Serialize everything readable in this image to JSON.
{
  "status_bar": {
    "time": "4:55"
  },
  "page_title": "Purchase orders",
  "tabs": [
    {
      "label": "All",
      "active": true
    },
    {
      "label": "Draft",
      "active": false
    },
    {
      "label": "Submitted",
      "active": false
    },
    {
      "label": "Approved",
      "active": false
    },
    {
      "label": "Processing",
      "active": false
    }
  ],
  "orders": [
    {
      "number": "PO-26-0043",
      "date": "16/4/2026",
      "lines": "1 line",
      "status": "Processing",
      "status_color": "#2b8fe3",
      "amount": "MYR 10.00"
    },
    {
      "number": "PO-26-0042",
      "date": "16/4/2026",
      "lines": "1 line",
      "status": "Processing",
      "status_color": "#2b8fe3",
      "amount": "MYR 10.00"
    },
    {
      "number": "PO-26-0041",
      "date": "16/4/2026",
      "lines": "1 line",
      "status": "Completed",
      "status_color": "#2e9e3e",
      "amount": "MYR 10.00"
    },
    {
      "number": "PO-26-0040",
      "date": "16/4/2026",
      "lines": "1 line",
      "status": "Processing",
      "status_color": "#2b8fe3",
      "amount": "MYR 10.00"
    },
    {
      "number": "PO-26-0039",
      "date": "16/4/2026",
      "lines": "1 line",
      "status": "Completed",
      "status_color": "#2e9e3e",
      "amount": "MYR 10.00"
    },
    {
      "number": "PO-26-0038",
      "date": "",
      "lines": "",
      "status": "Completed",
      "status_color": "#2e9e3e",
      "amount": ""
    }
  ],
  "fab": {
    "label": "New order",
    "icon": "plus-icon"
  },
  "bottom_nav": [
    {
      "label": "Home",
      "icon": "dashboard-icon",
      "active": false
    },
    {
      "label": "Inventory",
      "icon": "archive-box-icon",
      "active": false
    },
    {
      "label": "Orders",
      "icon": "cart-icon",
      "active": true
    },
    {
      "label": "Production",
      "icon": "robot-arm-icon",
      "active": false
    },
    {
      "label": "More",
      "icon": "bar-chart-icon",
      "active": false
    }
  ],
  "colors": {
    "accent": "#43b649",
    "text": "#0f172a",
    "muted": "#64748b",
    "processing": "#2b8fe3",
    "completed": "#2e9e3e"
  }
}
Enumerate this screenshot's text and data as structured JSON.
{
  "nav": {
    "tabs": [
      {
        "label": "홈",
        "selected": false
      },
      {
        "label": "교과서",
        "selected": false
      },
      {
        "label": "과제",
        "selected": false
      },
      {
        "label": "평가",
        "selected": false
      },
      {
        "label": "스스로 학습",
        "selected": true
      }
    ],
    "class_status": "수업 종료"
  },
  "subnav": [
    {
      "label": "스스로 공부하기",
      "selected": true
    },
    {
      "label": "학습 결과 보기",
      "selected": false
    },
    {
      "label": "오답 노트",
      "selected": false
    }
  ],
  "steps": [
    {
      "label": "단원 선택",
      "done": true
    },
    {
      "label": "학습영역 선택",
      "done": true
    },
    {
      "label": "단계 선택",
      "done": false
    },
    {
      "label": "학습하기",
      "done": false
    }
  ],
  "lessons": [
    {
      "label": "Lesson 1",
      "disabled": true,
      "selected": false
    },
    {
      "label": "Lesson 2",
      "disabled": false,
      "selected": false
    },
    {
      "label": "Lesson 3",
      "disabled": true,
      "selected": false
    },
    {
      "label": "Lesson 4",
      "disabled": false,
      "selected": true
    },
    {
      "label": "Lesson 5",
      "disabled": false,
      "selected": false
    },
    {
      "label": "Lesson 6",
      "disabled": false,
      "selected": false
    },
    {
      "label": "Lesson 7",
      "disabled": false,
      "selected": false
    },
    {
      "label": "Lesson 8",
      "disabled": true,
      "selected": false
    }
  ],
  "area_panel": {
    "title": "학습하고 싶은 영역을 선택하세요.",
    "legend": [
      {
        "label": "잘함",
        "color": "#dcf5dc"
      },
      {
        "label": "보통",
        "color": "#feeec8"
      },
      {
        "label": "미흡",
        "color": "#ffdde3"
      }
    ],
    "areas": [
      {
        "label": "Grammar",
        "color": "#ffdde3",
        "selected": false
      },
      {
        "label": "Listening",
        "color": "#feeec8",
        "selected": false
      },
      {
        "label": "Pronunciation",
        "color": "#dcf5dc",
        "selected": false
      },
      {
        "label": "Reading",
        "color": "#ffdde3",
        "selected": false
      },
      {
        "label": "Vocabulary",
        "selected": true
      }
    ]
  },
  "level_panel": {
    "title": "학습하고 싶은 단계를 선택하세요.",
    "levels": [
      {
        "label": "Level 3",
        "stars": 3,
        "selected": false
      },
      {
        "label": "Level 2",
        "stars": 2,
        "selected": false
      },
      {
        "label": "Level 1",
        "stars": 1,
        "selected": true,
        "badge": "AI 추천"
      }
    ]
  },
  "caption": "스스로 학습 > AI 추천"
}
□ □ □ □ □
Look through the entries above and report each line where the string "this" occurs.

**CORRECT RESULT**
Serialize everything readable in this image to JSON.
Enumerate this screenshot's text and data as structured JSON.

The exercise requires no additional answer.